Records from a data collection
* * * * * * *
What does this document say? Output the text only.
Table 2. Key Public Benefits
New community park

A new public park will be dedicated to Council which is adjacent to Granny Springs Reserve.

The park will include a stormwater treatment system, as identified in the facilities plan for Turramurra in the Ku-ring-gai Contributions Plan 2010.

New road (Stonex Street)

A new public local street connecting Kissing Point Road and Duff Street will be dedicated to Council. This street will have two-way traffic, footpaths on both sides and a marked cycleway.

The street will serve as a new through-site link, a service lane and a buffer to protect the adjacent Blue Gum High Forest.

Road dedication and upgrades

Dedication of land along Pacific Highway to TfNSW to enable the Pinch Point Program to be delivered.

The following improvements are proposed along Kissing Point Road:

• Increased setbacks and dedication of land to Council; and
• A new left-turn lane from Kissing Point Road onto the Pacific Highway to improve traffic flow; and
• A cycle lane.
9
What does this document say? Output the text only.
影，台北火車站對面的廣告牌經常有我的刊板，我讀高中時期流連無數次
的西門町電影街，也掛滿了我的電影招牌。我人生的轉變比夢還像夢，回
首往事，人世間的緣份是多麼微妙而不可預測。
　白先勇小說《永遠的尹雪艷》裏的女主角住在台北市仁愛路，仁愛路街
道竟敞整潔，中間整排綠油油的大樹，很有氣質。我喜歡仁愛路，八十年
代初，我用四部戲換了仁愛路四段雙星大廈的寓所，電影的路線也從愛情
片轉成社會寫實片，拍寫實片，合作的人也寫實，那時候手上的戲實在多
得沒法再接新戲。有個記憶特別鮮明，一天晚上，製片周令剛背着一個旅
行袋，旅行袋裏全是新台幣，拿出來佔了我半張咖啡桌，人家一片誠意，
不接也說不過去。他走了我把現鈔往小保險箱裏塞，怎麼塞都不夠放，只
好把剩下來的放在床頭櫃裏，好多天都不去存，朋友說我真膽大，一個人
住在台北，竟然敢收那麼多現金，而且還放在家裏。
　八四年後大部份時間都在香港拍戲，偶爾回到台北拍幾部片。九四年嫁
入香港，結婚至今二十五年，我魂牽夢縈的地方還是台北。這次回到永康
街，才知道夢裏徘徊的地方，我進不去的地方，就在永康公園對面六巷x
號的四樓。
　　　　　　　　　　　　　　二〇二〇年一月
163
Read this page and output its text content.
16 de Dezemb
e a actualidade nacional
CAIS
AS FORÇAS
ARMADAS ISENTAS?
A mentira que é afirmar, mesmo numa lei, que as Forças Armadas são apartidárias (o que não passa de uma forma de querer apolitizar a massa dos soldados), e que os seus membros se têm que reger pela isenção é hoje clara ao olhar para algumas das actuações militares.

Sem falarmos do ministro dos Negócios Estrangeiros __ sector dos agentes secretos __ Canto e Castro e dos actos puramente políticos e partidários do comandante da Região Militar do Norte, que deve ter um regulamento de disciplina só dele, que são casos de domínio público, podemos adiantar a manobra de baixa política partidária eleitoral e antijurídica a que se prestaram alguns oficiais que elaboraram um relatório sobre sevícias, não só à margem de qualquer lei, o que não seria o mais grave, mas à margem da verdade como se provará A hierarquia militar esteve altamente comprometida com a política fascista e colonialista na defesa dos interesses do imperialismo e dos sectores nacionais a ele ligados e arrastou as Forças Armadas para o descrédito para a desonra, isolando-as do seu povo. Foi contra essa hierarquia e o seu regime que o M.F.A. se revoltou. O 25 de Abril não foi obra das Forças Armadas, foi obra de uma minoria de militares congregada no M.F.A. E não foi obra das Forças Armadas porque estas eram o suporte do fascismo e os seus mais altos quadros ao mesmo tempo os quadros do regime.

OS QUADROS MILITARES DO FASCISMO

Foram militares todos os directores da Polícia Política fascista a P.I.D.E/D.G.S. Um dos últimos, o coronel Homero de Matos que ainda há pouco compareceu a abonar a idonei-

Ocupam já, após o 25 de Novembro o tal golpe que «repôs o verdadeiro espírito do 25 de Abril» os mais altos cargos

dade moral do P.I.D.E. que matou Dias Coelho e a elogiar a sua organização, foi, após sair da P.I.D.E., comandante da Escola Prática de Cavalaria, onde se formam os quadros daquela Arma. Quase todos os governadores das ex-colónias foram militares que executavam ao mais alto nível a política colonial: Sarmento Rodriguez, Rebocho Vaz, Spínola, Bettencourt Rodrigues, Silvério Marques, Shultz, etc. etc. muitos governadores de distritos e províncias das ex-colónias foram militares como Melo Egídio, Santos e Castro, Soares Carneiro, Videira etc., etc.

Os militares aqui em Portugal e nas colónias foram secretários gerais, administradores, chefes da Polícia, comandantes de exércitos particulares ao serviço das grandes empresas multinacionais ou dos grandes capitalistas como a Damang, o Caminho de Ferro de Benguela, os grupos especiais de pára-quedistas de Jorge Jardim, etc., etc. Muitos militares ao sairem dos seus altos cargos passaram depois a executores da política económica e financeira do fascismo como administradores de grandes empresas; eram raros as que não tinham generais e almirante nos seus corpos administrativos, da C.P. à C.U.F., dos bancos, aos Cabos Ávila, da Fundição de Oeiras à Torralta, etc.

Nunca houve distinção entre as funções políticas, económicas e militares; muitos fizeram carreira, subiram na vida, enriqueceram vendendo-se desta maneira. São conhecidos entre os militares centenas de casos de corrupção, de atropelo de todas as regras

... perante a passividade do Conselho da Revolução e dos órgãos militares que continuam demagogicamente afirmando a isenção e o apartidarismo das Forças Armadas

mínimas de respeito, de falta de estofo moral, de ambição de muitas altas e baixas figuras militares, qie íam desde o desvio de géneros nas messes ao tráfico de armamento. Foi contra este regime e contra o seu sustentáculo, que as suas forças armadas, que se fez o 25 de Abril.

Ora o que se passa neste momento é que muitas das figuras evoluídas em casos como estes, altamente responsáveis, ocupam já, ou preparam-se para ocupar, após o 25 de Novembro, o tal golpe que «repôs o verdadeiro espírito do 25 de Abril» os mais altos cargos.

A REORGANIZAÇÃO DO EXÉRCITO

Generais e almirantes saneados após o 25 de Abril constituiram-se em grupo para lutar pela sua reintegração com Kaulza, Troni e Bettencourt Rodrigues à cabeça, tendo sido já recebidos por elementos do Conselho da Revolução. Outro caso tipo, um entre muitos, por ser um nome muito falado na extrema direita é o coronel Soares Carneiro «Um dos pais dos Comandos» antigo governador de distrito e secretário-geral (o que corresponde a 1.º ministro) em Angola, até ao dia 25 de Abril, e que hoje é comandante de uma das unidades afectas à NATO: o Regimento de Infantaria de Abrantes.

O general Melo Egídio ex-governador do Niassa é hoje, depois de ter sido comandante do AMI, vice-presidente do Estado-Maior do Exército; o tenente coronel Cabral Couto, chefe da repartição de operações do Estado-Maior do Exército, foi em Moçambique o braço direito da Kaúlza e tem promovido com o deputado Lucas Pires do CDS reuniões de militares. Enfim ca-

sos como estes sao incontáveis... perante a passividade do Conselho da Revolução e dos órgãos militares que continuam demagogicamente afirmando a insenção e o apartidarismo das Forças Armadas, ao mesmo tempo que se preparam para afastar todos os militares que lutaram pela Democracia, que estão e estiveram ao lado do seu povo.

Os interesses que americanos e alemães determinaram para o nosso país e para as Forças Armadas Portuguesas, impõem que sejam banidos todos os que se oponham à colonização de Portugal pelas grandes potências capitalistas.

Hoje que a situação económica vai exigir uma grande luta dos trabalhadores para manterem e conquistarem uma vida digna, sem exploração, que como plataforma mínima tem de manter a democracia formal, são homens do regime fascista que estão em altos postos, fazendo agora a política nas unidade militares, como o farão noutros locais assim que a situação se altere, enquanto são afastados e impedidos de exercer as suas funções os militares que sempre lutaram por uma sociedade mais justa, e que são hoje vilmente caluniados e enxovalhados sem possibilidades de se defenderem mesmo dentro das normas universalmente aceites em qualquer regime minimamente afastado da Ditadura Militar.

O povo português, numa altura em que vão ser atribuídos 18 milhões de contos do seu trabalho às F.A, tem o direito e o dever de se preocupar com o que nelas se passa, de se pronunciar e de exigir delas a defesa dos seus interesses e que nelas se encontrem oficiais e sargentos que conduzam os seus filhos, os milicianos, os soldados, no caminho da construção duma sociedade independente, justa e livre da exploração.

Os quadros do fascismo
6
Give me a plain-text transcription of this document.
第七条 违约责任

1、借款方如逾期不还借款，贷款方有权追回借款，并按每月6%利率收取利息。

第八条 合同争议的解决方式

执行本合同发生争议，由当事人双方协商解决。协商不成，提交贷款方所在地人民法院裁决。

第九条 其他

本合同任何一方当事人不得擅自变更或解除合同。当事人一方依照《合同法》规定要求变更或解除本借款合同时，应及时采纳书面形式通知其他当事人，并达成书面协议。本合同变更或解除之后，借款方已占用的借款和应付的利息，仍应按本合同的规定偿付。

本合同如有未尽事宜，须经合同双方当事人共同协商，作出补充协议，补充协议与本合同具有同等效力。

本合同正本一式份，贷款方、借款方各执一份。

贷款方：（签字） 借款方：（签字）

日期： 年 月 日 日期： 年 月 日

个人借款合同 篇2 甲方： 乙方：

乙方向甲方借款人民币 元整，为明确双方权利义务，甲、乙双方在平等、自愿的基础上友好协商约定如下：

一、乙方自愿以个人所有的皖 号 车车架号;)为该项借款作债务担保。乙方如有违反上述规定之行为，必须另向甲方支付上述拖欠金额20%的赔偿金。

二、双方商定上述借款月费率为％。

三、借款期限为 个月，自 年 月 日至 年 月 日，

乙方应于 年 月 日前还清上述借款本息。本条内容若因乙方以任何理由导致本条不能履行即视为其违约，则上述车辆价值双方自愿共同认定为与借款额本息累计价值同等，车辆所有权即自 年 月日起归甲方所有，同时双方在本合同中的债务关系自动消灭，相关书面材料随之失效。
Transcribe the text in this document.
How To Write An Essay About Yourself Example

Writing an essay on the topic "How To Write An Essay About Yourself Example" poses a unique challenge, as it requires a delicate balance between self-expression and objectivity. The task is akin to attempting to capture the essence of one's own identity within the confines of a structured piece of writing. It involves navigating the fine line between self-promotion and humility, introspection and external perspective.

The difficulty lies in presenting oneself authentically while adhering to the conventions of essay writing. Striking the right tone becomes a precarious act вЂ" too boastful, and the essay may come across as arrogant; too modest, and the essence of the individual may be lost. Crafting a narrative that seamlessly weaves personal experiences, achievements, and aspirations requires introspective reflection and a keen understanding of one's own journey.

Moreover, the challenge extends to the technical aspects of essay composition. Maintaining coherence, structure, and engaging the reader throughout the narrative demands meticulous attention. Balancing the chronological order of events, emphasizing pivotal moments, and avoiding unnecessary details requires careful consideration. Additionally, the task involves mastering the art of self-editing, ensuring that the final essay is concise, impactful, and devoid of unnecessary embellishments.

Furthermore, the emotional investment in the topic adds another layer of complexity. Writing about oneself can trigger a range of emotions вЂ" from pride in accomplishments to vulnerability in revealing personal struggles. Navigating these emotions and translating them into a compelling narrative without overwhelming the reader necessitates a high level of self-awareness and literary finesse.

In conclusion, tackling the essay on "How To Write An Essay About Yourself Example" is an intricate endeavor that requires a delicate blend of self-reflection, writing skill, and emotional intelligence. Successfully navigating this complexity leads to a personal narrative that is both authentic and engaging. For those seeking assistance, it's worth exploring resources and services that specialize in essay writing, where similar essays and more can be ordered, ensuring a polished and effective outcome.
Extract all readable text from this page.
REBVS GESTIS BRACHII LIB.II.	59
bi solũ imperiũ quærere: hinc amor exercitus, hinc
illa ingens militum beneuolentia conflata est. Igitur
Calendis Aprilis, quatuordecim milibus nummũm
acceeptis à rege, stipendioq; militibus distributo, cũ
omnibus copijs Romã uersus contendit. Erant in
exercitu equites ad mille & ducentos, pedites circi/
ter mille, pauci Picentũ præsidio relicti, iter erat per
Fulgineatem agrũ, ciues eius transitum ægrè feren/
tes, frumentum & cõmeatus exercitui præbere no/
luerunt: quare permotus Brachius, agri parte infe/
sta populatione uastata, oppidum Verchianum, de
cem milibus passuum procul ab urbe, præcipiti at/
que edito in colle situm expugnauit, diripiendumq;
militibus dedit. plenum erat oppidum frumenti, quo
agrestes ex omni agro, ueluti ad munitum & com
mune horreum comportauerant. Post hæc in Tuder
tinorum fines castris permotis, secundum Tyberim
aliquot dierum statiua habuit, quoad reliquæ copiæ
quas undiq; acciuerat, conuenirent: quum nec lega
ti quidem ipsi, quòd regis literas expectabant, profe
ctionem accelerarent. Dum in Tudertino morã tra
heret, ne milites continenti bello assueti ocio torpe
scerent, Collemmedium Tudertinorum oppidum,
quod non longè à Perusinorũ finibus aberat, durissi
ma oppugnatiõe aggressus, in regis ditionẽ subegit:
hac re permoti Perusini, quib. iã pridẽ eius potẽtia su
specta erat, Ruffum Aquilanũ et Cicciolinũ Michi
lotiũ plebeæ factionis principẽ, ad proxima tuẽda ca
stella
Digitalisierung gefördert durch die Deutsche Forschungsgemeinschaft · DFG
* * * * * * *
** Work required **
Among the records above, find each line holding the string "traffic" and pull it out.

** Completed task **
A new public local street connecting Kissing Point Road and Duff Street will be dedicated to Council. This street will have two-way traffic, footpaths on both sides and a marked cycleway.
• A new left-turn lane from Kissing Point Road onto the Pacific Highway to improve traffic flow; and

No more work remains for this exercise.